═══ Exercise data
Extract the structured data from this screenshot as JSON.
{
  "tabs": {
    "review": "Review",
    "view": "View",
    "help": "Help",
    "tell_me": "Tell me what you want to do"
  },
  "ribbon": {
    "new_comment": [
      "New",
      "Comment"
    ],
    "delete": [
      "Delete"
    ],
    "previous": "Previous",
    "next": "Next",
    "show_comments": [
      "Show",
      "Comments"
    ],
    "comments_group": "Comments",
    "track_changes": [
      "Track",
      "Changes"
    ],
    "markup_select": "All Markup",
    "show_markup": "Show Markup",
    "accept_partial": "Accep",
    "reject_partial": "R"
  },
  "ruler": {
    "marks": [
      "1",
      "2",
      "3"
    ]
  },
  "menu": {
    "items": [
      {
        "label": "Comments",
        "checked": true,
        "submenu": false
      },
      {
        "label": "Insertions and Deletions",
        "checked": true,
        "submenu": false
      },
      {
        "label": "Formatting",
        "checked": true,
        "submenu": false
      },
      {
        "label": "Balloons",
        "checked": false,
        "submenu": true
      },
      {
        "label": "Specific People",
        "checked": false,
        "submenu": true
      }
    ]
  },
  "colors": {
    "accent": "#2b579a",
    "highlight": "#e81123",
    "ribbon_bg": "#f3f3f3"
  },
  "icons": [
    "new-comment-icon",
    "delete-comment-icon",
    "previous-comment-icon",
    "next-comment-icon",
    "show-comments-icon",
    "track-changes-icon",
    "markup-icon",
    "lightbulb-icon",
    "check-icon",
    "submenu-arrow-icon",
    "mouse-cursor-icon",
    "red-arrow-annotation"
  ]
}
══════
§ **Exercise brief**
Go over the data above and copy every line that has the word "previous" in it.

§ **Worked solution**
    "previous": "Previous",
    "previous-comment-icon",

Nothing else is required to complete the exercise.